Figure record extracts
────────────────────────────────────────
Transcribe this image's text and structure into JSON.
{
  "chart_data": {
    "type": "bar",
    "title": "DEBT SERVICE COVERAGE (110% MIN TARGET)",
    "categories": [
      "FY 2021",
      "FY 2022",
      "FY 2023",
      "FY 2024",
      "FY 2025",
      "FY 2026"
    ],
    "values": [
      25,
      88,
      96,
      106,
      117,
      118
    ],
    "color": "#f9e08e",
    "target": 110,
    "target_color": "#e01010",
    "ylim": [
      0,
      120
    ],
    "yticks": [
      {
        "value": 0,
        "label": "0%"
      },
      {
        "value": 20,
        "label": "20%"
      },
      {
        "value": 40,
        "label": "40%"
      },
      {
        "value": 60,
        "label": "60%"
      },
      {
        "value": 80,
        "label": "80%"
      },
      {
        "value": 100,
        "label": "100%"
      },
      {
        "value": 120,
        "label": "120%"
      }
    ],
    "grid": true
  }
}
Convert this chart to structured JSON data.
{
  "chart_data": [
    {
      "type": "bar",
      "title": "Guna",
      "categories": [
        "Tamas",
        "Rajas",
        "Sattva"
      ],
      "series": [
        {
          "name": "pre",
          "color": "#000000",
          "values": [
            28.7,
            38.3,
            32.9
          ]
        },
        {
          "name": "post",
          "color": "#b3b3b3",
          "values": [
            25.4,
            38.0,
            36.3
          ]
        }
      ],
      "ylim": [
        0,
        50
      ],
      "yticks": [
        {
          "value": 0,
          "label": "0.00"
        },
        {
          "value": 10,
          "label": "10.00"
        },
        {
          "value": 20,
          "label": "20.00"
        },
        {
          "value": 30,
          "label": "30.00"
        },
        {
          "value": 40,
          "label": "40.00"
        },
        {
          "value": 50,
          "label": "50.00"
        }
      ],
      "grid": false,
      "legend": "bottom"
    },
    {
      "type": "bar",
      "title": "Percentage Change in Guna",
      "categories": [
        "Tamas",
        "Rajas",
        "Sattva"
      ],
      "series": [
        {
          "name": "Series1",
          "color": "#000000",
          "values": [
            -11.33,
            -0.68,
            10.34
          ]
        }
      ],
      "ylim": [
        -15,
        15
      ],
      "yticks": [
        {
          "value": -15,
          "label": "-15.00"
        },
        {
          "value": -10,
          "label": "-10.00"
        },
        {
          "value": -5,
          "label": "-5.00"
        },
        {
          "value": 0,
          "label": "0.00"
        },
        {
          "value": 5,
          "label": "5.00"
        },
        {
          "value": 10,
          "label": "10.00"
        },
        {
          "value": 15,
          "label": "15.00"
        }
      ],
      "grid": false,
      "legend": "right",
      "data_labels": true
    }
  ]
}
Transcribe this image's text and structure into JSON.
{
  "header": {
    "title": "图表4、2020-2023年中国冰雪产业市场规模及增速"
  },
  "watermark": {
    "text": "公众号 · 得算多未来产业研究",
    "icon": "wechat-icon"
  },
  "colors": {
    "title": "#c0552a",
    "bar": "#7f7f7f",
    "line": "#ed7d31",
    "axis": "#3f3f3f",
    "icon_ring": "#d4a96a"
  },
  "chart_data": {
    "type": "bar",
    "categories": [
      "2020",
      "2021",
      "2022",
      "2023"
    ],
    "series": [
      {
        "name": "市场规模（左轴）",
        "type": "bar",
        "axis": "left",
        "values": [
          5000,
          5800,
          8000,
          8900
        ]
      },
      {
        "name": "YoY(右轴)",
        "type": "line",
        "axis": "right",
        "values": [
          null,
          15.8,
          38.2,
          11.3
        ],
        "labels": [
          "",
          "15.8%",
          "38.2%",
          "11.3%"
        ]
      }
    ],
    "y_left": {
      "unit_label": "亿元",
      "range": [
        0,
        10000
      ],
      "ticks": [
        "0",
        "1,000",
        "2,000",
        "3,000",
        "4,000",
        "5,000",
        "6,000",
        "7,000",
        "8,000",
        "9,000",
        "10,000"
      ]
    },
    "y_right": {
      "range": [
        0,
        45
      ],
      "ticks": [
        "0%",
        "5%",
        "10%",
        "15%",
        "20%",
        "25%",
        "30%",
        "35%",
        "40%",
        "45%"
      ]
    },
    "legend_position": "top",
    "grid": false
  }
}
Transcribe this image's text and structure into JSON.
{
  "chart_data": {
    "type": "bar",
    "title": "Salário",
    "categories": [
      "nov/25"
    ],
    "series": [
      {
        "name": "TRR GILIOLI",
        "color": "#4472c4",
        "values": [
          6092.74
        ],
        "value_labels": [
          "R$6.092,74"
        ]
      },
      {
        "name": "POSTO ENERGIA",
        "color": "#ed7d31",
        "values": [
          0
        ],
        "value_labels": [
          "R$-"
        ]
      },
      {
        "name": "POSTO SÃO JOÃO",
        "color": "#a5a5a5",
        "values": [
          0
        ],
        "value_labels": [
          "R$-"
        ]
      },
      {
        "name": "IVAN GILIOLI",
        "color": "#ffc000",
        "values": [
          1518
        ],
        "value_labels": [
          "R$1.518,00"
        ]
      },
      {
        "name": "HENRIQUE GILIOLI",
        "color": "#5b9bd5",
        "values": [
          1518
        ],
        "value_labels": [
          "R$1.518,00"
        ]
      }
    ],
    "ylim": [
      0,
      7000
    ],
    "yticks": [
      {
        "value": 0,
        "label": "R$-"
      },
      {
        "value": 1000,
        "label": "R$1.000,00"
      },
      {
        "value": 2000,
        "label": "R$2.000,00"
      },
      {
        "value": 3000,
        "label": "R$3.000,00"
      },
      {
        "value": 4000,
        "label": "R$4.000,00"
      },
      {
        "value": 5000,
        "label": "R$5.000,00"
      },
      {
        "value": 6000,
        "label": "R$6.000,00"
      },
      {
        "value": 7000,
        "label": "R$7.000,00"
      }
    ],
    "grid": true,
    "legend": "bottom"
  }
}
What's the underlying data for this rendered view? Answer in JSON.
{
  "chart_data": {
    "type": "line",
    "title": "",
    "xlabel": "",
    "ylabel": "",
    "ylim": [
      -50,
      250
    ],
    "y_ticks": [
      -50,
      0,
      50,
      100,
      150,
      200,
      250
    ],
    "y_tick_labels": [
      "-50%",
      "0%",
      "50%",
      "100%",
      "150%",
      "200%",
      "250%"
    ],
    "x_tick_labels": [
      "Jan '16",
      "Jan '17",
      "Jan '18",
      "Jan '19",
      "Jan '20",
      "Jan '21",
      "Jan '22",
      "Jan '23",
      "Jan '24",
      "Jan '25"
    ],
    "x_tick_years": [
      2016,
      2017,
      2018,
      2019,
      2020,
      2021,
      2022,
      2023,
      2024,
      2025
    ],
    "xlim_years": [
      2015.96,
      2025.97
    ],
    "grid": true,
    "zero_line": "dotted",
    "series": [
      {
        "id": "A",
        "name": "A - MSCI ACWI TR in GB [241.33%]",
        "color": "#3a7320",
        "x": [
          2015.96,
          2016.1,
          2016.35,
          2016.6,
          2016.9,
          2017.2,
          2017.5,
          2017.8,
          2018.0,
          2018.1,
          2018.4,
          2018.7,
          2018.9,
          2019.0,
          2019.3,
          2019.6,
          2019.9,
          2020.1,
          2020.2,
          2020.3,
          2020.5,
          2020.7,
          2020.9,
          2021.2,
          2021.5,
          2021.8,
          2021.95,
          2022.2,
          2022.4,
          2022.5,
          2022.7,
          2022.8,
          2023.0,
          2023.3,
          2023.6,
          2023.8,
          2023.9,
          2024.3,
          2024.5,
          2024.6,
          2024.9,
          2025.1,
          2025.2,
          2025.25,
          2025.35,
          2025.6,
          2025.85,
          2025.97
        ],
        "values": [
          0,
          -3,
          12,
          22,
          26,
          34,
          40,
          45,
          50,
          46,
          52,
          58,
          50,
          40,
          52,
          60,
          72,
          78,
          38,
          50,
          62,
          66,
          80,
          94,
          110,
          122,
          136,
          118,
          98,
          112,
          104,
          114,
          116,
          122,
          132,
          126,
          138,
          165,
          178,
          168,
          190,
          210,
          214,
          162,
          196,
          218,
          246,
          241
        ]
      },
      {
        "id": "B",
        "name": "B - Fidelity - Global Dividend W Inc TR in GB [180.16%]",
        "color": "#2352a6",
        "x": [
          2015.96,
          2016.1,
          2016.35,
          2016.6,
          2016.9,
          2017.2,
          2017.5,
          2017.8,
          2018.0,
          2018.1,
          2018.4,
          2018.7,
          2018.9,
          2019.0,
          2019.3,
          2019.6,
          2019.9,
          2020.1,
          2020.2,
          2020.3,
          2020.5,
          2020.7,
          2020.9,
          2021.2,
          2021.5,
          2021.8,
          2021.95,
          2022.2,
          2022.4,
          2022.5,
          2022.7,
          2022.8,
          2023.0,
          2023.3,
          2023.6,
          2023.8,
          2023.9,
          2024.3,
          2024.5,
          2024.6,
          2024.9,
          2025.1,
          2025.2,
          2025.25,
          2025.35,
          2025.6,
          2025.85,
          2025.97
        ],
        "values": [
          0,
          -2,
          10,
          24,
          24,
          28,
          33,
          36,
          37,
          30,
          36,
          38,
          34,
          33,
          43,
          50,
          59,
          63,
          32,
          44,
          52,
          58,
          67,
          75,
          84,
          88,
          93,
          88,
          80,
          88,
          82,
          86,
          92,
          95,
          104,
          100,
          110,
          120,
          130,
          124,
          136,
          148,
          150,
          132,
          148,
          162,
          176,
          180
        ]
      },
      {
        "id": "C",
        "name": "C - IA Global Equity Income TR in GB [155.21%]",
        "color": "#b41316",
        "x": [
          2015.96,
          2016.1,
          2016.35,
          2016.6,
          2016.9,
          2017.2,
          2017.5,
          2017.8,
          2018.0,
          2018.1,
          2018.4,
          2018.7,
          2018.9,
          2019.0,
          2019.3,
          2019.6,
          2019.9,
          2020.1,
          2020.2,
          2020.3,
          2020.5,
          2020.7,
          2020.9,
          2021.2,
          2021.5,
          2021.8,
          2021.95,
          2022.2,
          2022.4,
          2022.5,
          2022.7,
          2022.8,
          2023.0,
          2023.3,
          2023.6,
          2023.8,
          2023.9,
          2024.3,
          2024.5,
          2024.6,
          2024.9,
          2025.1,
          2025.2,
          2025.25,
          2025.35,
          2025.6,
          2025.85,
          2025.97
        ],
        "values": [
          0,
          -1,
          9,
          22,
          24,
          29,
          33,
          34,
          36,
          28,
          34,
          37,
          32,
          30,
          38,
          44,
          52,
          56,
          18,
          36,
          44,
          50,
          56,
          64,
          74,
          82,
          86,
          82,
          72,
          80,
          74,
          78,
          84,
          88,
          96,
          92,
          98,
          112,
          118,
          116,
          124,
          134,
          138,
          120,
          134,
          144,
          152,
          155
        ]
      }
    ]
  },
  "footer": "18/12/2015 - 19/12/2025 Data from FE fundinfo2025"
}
────────────────────────────────────────
Do this: Pick out each line in the material containing "Guna".

Expected answer:
      "title": "Guna",
      "title": "Percentage Change in Guna",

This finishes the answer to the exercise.